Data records
========================================================================
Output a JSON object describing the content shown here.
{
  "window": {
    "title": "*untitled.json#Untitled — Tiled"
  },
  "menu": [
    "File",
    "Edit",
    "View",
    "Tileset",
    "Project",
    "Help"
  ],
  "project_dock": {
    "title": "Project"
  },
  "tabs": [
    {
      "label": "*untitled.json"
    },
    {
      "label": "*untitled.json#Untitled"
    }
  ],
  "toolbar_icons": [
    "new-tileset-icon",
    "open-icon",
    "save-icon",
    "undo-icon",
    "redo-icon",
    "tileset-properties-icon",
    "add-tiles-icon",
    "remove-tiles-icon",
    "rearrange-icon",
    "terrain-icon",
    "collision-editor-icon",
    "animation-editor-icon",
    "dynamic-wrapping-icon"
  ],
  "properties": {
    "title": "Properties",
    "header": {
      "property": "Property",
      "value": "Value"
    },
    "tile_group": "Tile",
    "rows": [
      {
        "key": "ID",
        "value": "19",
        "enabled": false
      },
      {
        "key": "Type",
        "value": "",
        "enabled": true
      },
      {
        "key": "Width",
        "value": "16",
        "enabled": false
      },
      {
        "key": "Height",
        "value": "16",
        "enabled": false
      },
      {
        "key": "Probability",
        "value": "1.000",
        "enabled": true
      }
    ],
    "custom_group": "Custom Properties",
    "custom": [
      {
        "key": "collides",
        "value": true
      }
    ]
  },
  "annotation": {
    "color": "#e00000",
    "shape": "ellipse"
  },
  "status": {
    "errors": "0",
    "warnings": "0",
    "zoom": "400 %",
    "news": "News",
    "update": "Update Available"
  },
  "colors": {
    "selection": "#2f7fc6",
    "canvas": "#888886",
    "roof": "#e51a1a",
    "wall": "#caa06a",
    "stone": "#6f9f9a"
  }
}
========================================================================
■ **Written exercise**
Restate each of the entries above verbatim.

■ **Output**
Output a JSON object describing the content shown here.
{
  "window": {
    "title": "*untitled.json#Untitled — Tiled"
  },
  "menu": [
    "File",
    "Edit",
    "View",
    "Tileset",
    "Project",
    "Help"
  ],
  "project_dock": {
    "title": "Project"
  },
  "tabs": [
    {
      "label": "*untitled.json"
    },
    {
      "label": "*untitled.json#Untitled"
    }
  ],
  "toolbar_icons": [
    "new-tileset-icon",
    "open-icon",
    "save-icon",
    "undo-icon",
    "redo-icon",
    "tileset-properties-icon",
    "add-tiles-icon",
    "remove-tiles-icon",
    "rearrange-icon",
    "terrain-icon",
    "collision-editor-icon",
    "animation-editor-icon",
    "dynamic-wrapping-icon"
  ],
  "properties": {
    "title": "Properties",
    "header": {
      "property": "Property",
      "value": "Value"
    },
    "tile_group": "Tile",
    "rows": [
      {
        "key": "ID",
        "value": "19",
        "enabled": false
      },
      {
        "key": "Type",
        "value": "",
        "enabled": true
      },
      {
        "key": "Width",
        "value": "16",
        "enabled": false
      },
      {
        "key": "Height",
        "value": "16",
        "enabled": false
      },
      {
        "key": "Probability",
        "value": "1.000",
        "enabled": true
      }
    ],
    "custom_group": "Custom Properties",
    "custom": [
      {
        "key": "collides",
        "value": true
      }
    ]
  },
  "annotation": {
    "color": "#e00000",
    "shape": "ellipse"
  },
  "status": {
    "errors": "0",
    "warnings": "0",
    "zoom": "400 %",
    "news": "News",
    "update": "Update Available"
  },
  "colors": {
    "selection": "#2f7fc6",
    "canvas": "#888886",
    "roof": "#e51a1a",
    "wall": "#caa06a",
    "stone": "#6f9f9a"
  }
}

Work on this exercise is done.